Tally the lines with the word "Velocity" and report the number alone.

Figure content listings:

-------

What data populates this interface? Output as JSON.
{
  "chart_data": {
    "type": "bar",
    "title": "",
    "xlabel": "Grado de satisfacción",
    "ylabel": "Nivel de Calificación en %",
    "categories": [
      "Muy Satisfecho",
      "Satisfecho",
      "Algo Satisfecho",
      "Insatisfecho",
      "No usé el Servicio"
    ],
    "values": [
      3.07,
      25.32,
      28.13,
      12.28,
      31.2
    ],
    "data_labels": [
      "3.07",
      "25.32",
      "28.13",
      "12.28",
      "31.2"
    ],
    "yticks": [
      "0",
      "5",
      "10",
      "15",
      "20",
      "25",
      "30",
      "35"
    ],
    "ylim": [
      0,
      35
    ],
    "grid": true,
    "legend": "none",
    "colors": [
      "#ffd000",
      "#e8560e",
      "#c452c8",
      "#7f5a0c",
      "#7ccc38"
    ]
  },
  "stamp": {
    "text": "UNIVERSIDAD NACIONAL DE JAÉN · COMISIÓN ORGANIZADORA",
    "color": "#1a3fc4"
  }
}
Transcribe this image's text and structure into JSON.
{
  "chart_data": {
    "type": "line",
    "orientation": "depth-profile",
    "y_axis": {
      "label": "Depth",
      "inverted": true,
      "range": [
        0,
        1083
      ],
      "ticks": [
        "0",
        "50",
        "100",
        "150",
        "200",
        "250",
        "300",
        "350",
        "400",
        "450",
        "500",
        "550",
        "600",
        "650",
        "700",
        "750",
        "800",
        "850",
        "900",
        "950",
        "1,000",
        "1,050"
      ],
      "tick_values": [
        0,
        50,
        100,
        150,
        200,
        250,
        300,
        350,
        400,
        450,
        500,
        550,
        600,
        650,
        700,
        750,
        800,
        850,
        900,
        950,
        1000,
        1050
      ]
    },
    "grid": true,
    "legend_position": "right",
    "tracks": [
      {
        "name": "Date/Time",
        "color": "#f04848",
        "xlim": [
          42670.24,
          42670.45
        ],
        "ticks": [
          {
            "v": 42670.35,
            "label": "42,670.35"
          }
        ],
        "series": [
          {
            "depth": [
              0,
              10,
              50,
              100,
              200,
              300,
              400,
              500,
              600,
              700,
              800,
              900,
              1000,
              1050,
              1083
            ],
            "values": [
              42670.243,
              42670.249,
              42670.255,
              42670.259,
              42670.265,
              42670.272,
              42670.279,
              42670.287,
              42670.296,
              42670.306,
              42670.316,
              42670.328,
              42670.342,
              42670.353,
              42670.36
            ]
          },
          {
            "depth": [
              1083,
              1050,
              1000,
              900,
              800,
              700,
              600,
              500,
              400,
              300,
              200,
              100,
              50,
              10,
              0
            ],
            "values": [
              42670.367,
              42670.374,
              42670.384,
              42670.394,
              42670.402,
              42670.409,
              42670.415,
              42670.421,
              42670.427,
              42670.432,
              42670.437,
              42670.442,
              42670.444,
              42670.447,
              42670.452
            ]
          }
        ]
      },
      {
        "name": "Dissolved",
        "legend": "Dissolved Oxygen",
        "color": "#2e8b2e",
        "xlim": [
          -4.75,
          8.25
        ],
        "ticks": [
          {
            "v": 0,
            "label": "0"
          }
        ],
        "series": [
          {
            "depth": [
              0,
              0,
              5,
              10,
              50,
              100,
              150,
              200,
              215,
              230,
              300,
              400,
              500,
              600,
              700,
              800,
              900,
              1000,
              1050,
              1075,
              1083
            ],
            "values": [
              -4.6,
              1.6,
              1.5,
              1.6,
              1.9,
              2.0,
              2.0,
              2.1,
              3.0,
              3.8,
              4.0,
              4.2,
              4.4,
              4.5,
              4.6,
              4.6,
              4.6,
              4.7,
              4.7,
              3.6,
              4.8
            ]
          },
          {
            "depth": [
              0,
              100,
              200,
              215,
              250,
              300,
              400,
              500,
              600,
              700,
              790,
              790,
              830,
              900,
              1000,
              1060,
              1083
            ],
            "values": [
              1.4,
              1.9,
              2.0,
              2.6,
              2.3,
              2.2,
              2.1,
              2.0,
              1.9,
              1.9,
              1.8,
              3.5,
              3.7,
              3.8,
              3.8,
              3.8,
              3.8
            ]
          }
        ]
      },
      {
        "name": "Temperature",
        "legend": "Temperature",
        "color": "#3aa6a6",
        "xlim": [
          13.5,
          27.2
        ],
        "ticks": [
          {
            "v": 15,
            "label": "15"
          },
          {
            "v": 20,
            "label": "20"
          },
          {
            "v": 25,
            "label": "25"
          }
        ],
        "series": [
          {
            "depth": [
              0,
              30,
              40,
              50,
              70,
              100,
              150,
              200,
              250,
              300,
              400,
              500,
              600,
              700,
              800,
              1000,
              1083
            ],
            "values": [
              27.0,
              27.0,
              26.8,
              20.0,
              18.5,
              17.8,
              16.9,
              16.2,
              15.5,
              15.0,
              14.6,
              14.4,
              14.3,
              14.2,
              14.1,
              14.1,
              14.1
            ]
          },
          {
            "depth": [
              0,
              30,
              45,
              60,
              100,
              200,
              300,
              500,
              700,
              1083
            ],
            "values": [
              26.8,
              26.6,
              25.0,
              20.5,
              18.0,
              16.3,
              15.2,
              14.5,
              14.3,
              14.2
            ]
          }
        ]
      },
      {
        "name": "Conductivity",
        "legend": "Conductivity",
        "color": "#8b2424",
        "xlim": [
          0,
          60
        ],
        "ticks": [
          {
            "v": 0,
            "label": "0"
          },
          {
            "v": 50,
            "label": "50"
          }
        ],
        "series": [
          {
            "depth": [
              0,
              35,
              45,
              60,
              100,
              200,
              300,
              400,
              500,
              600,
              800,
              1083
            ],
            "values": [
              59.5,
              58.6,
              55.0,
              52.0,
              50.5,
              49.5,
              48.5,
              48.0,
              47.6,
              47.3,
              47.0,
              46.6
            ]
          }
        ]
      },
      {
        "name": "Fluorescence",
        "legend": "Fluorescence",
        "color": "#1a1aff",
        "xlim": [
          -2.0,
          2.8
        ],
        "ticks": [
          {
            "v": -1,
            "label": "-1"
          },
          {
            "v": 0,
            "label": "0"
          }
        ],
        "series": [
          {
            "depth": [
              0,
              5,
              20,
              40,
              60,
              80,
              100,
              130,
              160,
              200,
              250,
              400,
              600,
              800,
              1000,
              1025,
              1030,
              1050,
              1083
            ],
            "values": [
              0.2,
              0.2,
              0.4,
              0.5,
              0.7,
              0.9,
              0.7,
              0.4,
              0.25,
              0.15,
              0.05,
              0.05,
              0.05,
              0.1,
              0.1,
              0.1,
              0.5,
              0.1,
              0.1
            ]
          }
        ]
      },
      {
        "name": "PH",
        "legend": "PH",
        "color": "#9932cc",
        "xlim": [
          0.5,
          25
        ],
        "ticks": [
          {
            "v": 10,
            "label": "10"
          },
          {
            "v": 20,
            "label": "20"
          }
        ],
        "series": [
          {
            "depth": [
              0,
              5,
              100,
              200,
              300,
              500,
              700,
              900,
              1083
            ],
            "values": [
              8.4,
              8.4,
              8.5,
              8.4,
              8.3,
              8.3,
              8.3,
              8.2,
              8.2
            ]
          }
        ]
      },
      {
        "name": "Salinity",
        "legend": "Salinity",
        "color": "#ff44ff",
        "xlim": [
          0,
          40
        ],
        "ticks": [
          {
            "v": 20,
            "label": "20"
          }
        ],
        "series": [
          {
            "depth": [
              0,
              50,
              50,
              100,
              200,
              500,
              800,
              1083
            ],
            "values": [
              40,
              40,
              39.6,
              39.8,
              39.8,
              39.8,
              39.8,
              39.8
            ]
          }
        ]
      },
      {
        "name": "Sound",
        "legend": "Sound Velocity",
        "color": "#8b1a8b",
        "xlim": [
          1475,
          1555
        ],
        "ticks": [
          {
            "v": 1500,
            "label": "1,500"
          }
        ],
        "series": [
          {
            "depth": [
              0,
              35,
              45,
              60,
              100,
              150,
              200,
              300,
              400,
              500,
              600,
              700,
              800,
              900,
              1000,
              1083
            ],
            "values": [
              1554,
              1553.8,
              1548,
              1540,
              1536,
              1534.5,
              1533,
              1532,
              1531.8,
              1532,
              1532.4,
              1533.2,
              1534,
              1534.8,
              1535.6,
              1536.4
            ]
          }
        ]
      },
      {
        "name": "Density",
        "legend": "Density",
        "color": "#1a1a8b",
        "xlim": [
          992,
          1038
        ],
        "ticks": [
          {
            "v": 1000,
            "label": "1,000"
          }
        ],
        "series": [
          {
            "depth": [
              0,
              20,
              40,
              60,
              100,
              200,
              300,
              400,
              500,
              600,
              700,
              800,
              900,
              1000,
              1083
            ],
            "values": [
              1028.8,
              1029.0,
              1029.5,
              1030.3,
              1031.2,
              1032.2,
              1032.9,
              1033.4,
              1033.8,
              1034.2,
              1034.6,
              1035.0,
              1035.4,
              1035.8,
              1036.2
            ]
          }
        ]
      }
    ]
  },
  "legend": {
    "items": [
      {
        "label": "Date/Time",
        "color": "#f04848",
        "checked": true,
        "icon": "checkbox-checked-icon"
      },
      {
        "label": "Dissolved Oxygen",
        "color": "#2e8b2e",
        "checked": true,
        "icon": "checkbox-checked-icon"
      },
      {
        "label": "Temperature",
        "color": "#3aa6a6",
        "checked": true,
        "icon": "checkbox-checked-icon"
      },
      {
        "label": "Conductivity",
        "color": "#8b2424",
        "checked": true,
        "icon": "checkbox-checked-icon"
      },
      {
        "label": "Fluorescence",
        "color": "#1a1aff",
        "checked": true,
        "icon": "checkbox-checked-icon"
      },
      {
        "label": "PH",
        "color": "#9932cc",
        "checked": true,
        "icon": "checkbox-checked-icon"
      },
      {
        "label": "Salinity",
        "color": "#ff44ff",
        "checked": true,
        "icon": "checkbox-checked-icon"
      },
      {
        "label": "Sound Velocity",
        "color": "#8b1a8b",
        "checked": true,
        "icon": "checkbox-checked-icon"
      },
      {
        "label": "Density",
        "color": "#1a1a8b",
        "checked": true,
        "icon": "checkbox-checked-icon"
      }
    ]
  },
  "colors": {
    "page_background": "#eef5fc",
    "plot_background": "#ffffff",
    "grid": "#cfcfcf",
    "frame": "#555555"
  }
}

-------

# [SOLVED EXERCISE]
2